▶ **What this task involves**: Pick out the lines below that include the string "eSeL".

▶ **Records for this exercise**:
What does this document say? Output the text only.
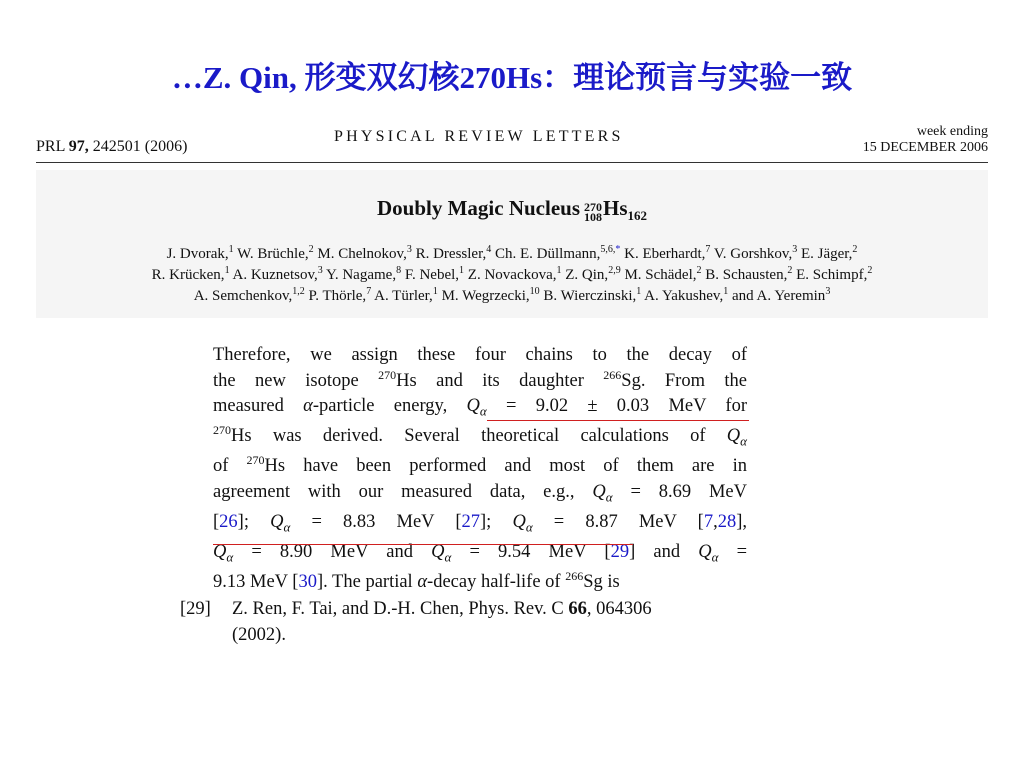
…Z. Qin, 形变双幻核270Hs：理论预言与实验一致
PRL 97, 242501 (2006)
PHYSICAL REVIEW LETTERS	week ending
15 DECEMBER 2006
Doubly Magic Nucleus 270
108 $Hs_{162}$
J. Dvorak,$^1$ W. Brüchle,$^2$ M. Chelnokov,$^3$ R. Dressler,$^4$ Ch. E. Düllmann,$^{5,6,*}$ K. Eberhardt,$^7$ V. Gorshkov,$^3$ E. Jäger,$^2$
R. Krücken,$^1$ A. Kuznetsov,$^3$ Y. Nagame,$^8$ F. Nebel,$^1$ Z. Novackova,$^1$ Z. Qin,$^{2,9}$ M. Schädel,$^2$ B. Schausten,$^2$ E. Schimpf,$^2$
A. Semchenkov,$^{1,2}$ P. Thörle,$^7$ A. Türler,$^1$ M. Wegrzecki,$^{10}$ B. Wierczinski,$^1$ A. Yakushev,$^1$ and A. Yeremin$^3$
Therefore, we assign these four chains to the decay of
the new isotope $^{270}$Hs and its daughter $^{266}$Sg. From the
measured α-particle energy, $Q_\alpha = 9.02 \pm 0.03$ MeV for
$^{270}$Hs was derived. Several theoretical calculations of $Q_\alpha$
of $^{270}$Hs have been performed and most of them are in
agreement with our measured data, e.g., $Q_\alpha = 8.69$ MeV
[26]; $Q_\alpha = 8.83$ MeV [27]; $Q_\alpha = 8.87$ MeV [7,28],
$Q_\alpha = 8.90$ MeV and $Q_\alpha = 9.54$ MeV [29] and $Q_\alpha$ =
9.13 MeV [30]. The partial α-decay half-life of $^{266}$Sg is
[29] Z. Ren, F. Tai, and D.-H. Chen, Phys. Rev. C 66, 064306
(2002).
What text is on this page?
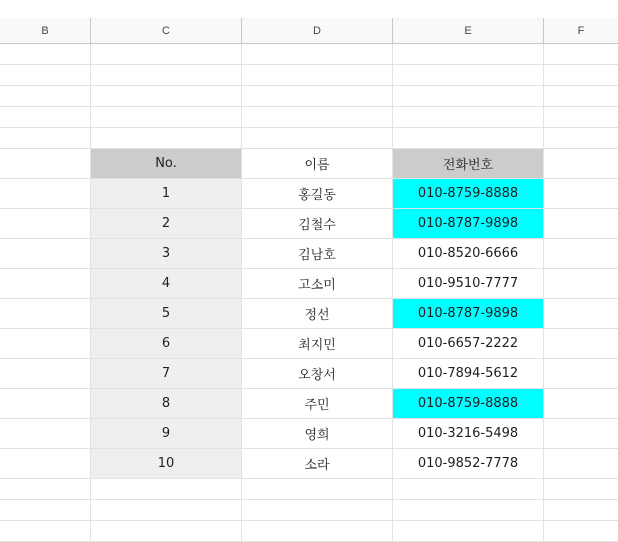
B	C	D	E	F
No.	이름	전화번호
1	홍길동	010-8759-8888
2	김철수	010-8787-9898
3	김남호	010-8520-6666
4	고소미	010-9510-7777
5	정선	010-8787-9898
6	최지민	010-6657-2222
7	오창서	010-7894-5612
8	주민	010-8759-8888
9	영희	010-3216-5498
10	소라	010-9852-7778
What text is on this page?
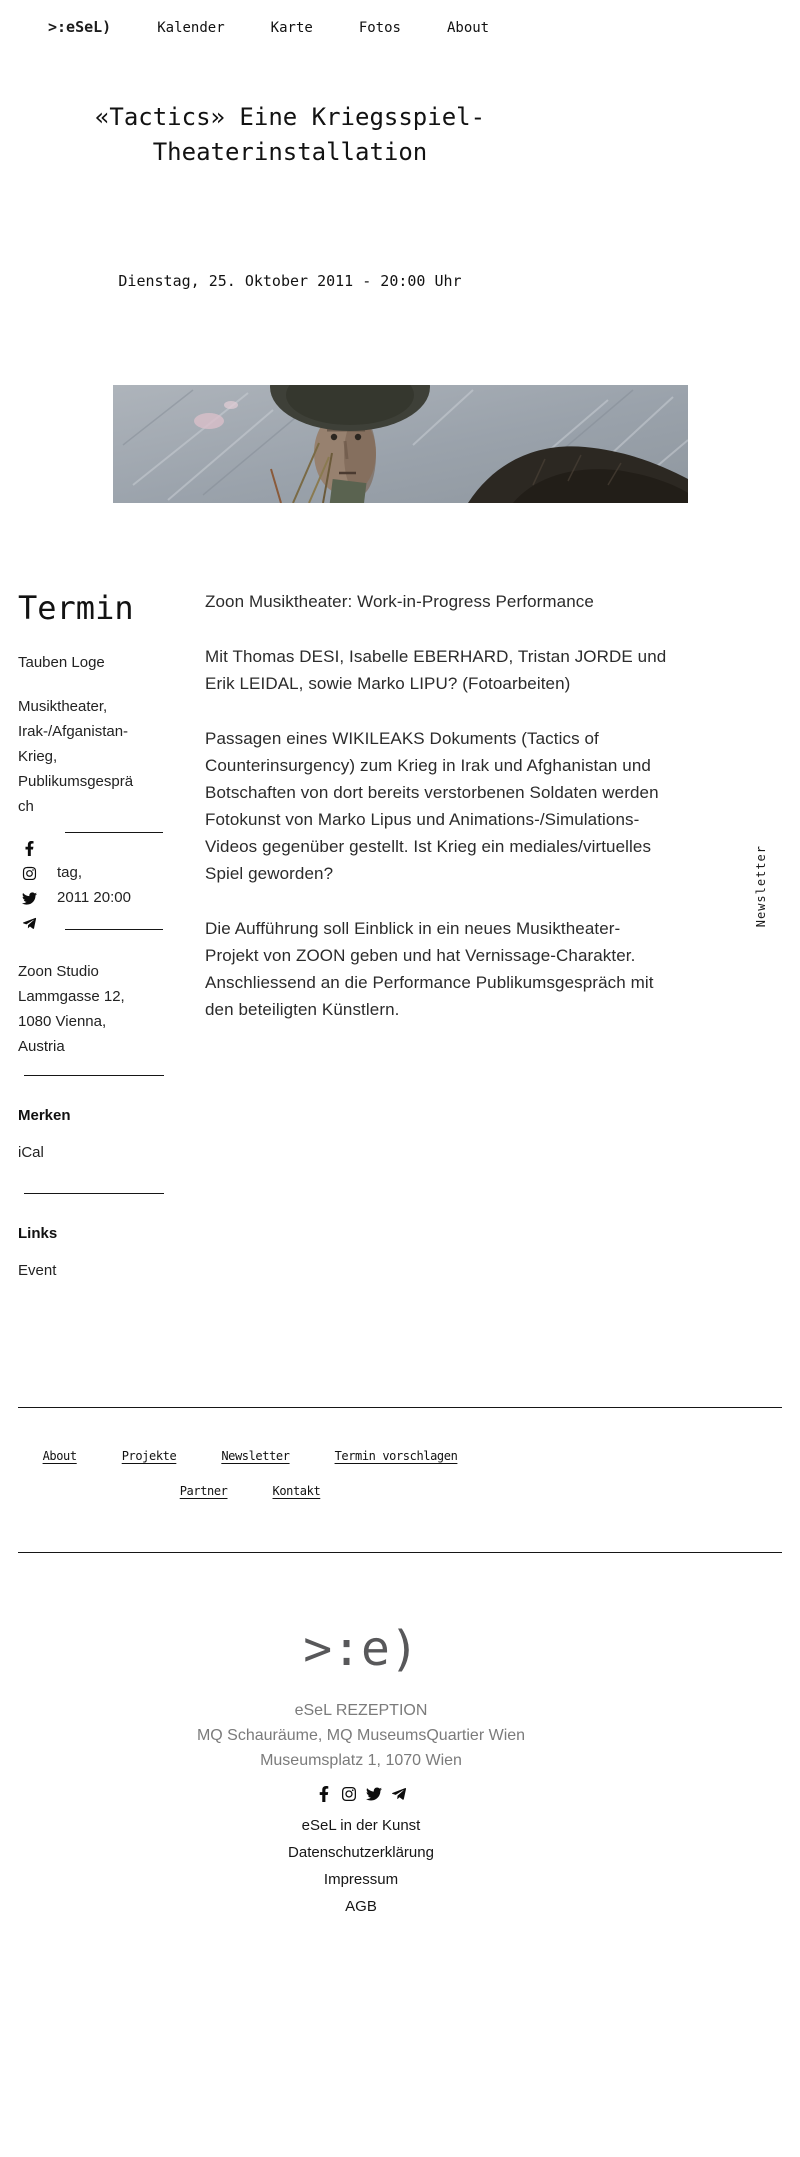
>:eSeL)	Kalender	Karte	Fotos	About
«Tactics» Eine Kriegsspiel-
Theaterinstallation
Dienstag, 25. Oktober 2011 - 20:00 Uhr
Termin
Tauben Loge
Musiktheater, Irak-/Afganistan-Krieg, Publikumsgespräch
tag,
2011 20:00
Zoon Studio
Lammgasse 12,
1080 Vienna,
Austria
Merken
iCal
Links
Event
Zoon Musiktheater: Work-in-Progress Performance
Mit Thomas DESI, Isabelle EBERHARD, Tristan JORDE und
Erik LEIDAL, sowie Marko LIPU? (Fotoarbeiten)
Passagen eines WIKILEAKS Dokuments (Tactics of
Counterinsurgency) zum Krieg in Irak und Afghanistan und
Botschaften von dort bereits verstorbenen Soldaten werden
Fotokunst von Marko Lipus und Animations-/Simulations-
Videos gegenüber gestellt. Ist Krieg ein mediales/virtuelles
Spiel geworden?
Die Aufführung soll Einblick in ein neues Musiktheater-
Projekt von ZOON geben und hat Vernissage-Charakter.
Anschliessend an die Performance Publikumsgespräch mit
den beteiligten Künstlern.
Newsletter
About	Projekte	Newsletter	Termin vorschlagen
Partner	Kontakt
>:e)
eSeL REZEPTION
MQ Schauräume, MQ MuseumsQuartier Wien
Museumsplatz 1, 1070 Wien
eSeL in der Kunst
Datenschutzerklärung
Impressum
AGB
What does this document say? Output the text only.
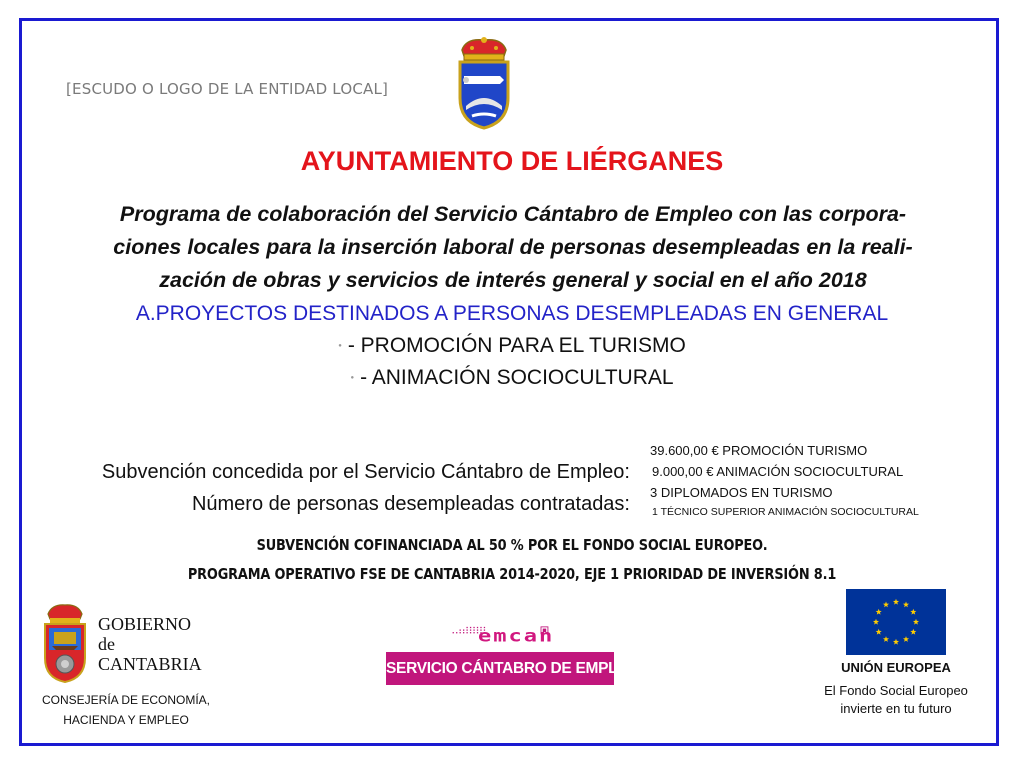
[ESCUDO O LOGO DE LA ENTIDAD LOCAL]
AYUNTAMIENTO DE LIÉRGANES
Programa de colaboración del Servicio Cántabro de Empleo con las corpora-
ciones locales para la inserción laboral de personas desempleadas en la reali-
zación de obras y servicios de interés general y social en el año 2018
A.PROYECTOS DESTINADOS A PERSONAS DESEMPLEADAS EN GENERAL
● - PROMOCIÓN PARA EL TURISMO
● - ANIMACIÓN SOCIOCULTURAL
Subvención concedida por el Servicio Cántabro de Empleo:
Número de personas desempleadas contratadas:
39.600,00 € PROMOCIÓN TURISMO
9.000,00 € ANIMACIÓN SOCIOCULTURAL
3 DIPLOMADOS EN TURISMO
1 TÉCNICO SUPERIOR ANIMACIÓN SOCIOCULTURAL
SUBVENCIÓN COFINANCIADA AL 50 % POR EL FONDO SOCIAL EUROPEO.
PROGRAMA OPERATIVO FSE DE CANTABRIA 2014-2020, EJE 1 PRIORIDAD DE INVERSIÓN 8.1
GOBIERNO
de
CANTABRIA
CONSEJERÍA DE ECONOMÍA,
HACIENDA Y EMPLEO
emcan
SERVICIO CÁNTABRO DE EMPLEO	UNIÓN EUROPEA
El Fondo Social Europeo
invierte en tu futuro
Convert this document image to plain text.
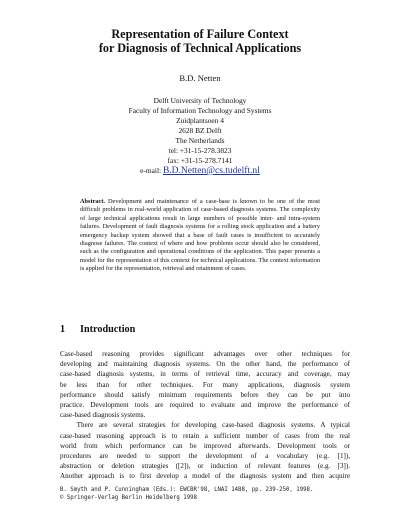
Representation of Failure Context
for Diagnosis of Technical Applications
B.D. Netten
Delft University of Technology
Faculty of Information Technology and Systems
Zuidplantsoen 4
2628 BZ Delft
The Netherlands
tel: +31-15-278.3823
fax: +31-15-278.7141
e-mail: B.D.Netten@cs.tudelft.nl
Abstract. Development and maintenance of a case-base is known to be one of the most difficult problems in real-world application of case-based diagnosis systems. The complexity of large technical applications result in large numbers of possible inter- and intra-system failures. Development of fault diagnosis systems for a rolling stock application and a battery emergency backup system showed that a base of fault cases is insufficient to accurately diagnose failures. The context of where and how problems occur should also be considered, such as the configuration and operational conditions of the application. This paper presents a model for the representation of this context for technical applications. The context information is applied for the representation, retrieval and retainment of cases.
1 Introduction
Case-based reasoning provides significant advantages over other techniques for
developing and maintaining diagnosis systems. On the other hand, the performance of
case-based diagnosis systems, in terms of retrieval time, accuracy and coverage, may
be less than for other techniques. For many applications, diagnosis system
performance should satisfy minimum requirements before they can be put into
practice. Development tools are required to evaluate and improve the performance of
case-based diagnosis systems.
There are several strategies for developing case-based diagnosis systems. A typical
case-based reasoning approach is to retain a sufficient number of cases from the real
world from which performance can be improved afterwards. Development tools or
procedures are needed to support the development of a vocabulary (e.g. [1]),
abstraction or deletion strategies ([2]), or induction of relevant features (e.g. [3]).
Another approach is to first develop a model of the diagnosis system and then acquire
B. Smyth and P. Cunningham (Eds.): EWCBR'98, LNAI 1488, pp. 239-250, 1998.
© Springer-Verlag Berlin Heidelberg 1998
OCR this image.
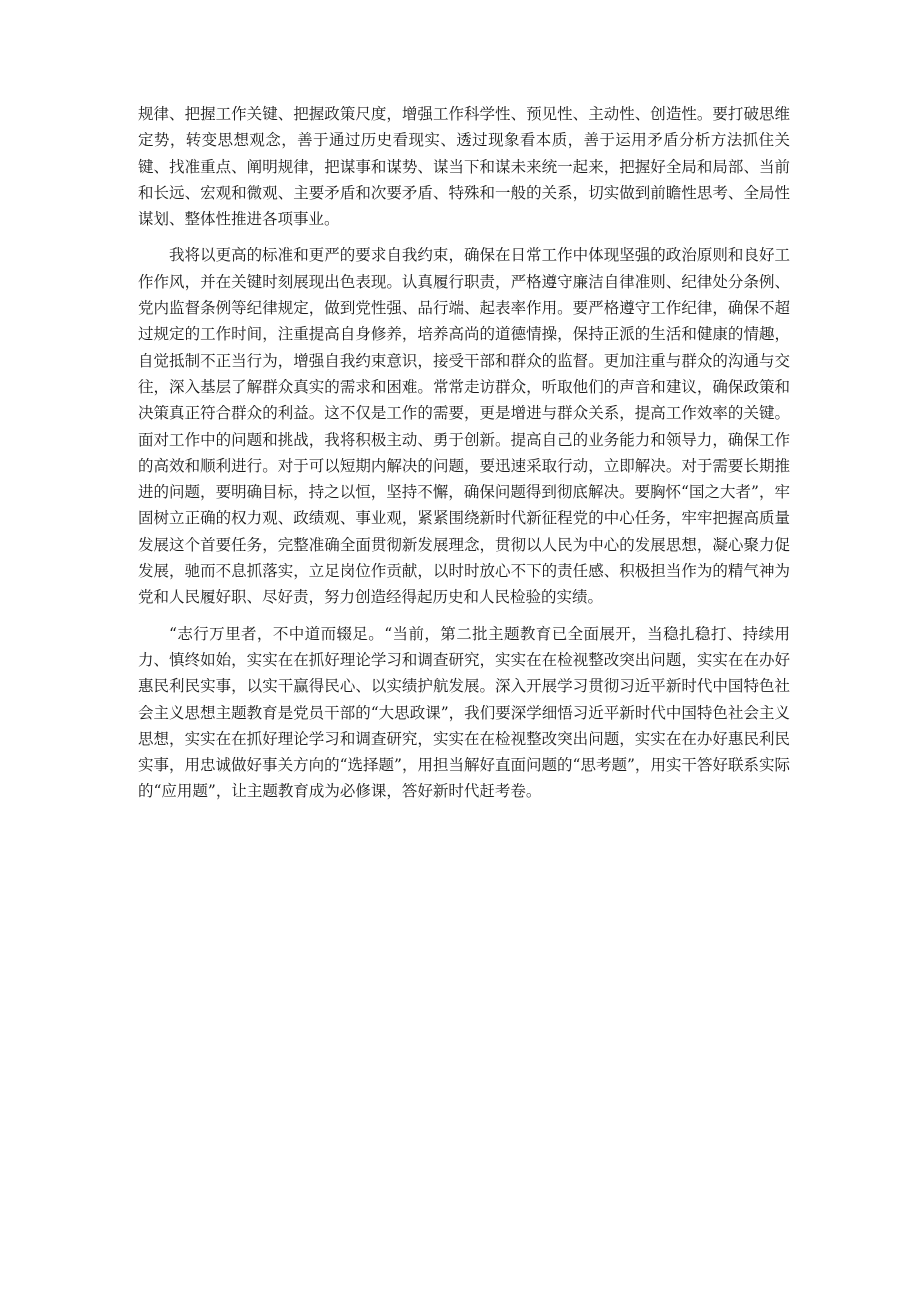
规律、把握工作关键、把握政策尺度，增强工作科学性、预见性、主动性、创造性。要打破思维定势，转变思想观念，善于通过历史看现实、透过现象看本质，善于运用矛盾分析方法抓住关键、找准重点、阐明规律，把谋事和谋势、谋当下和谋未来统一起来，把握好全局和局部、当前和长远、宏观和微观、主要矛盾和次要矛盾、特殊和一般的关系，切实做到前瞻性思考、全局性谋划、整体性推进各项事业。

我将以更高的标准和更严的要求自我约束，确保在日常工作中体现坚强的政治原则和良好工作作风，并在关键时刻展现出色表现。认真履行职责，严格遵守廉洁自律准则、纪律处分条例、党内监督条例等纪律规定，做到党性强、品行端、起表率作用。要严格遵守工作纪律，确保不超过规定的工作时间，注重提高自身修养，培养高尚的道德情操，保持正派的生活和健康的情趣，自觉抵制不正当行为，增强自我约束意识，接受干部和群众的监督。更加注重与群众的沟通与交往，深入基层了解群众真实的需求和困难。常常走访群众，听取他们的声音和建议，确保政策和决策真正符合群众的利益。这不仅是工作的需要，更是增进与群众关系，提高工作效率的关键。面对工作中的问题和挑战，我将积极主动、勇于创新。提高自己的业务能力和领导力，确保工作的高效和顺利进行。对于可以短期内解决的问题，要迅速采取行动，立即解决。对于需要长期推进的问题，要明确目标，持之以恒，坚持不懈，确保问题得到彻底解决。要胸怀“国之大者”，牢固树立正确的权力观、政绩观、事业观，紧紧围绕新时代新征程党的中心任务，牢牢把握高质量发展这个首要任务，完整准确全面贯彻新发展理念，贯彻以人民为中心的发展思想，凝心聚力促发展，驰而不息抓落实，立足岗位作贡献，以时时放心不下的责任感、积极担当作为的精气神为党和人民履好职、尽好责，努力创造经得起历史和人民检验的实绩。

“志行万里者，不中道而辍足。“当前，第二批主题教育已全面展开，当稳扎稳打、持续用力、慎终如始，实实在在抓好理论学习和调查研究，实实在在检视整改突出问题，实实在在办好惠民利民实事，以实干赢得民心、以实绩护航发展。深入开展学习贯彻习近平新时代中国特色社会主义思想主题教育是党员干部的“大思政课”，我们要深学细悟习近平新时代中国特色社会主义思想，实实在在抓好理论学习和调查研究，实实在在检视整改突出问题，实实在在办好惠民利民实事，用忠诚做好事关方向的“选择题”，用担当解好直面问题的“思考题”，用实干答好联系实际的“应用题”，让主题教育成为必修课，答好新时代赶考卷。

▶ **Solution to this problem**:
>:eSeL)	Kalender	Karte	Fotos	About
eSeL REZEPTION
eSeL in der Kunst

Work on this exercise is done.